▸ **INSTRUCTION**
Identify the lines holding "JSON" and copy them.

▸ **AVAILABLE DATA**

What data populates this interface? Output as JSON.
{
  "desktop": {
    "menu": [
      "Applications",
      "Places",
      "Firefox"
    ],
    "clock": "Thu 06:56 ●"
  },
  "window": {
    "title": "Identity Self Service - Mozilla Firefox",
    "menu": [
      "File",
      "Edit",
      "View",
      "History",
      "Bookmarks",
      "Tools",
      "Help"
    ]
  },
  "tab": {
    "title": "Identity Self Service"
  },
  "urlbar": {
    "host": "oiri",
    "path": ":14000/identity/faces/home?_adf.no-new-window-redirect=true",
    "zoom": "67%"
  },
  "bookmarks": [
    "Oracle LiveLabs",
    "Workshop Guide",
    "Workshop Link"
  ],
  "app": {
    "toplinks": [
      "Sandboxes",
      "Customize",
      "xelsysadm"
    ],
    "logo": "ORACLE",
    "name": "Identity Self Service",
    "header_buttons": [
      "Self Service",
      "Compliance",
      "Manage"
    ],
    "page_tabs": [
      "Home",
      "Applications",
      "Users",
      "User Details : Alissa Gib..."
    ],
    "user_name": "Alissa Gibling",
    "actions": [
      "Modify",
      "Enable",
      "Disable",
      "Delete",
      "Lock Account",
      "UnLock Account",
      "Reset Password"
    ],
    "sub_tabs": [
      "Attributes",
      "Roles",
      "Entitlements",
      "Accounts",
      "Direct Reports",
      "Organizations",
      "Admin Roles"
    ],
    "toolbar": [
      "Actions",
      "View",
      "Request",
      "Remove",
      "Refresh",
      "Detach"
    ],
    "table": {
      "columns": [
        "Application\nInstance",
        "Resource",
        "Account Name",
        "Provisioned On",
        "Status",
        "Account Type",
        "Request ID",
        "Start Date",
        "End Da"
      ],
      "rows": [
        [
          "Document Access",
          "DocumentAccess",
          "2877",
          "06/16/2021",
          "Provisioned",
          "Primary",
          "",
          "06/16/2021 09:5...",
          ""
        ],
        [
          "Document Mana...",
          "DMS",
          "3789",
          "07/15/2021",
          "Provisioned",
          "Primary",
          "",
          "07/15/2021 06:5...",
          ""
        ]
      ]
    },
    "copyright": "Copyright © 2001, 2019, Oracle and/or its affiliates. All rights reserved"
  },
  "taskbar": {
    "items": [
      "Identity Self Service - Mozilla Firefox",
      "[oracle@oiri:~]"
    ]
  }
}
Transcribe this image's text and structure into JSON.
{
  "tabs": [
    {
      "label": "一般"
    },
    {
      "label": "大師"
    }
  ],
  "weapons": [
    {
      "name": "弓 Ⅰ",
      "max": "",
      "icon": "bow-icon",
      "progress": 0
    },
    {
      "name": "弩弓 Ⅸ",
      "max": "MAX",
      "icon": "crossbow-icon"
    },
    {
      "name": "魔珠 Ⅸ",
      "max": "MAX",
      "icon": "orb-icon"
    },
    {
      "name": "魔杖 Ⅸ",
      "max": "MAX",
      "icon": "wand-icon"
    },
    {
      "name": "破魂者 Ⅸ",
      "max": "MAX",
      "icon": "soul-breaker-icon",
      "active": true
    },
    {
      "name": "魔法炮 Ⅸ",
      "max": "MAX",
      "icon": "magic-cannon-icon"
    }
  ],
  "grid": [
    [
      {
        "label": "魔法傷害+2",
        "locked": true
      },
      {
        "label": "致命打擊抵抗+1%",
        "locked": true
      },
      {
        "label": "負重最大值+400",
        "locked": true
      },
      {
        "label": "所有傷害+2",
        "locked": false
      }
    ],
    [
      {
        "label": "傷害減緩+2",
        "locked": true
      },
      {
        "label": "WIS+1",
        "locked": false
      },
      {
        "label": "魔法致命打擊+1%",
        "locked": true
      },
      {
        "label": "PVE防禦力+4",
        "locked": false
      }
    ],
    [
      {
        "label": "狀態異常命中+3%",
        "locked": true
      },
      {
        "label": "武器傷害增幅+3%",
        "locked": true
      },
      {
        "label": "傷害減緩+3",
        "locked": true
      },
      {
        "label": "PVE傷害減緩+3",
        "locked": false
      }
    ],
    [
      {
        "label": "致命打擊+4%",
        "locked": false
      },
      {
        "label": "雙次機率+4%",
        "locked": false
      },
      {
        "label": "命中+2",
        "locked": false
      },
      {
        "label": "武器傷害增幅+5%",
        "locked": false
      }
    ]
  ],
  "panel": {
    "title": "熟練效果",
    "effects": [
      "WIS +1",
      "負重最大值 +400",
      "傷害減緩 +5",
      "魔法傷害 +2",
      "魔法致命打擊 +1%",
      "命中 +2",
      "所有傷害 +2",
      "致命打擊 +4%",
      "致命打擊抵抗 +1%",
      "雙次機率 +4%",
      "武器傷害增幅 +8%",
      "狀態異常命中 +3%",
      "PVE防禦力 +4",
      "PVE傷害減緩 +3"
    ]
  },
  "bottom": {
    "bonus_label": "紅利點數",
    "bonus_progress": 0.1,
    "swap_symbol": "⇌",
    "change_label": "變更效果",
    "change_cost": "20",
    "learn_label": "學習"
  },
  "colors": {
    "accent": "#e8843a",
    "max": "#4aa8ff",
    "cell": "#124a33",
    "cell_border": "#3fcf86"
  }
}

▸ **THE OUTPUT**
What data populates this interface? Output as JSON.
Transcribe this image's text and structure into JSON.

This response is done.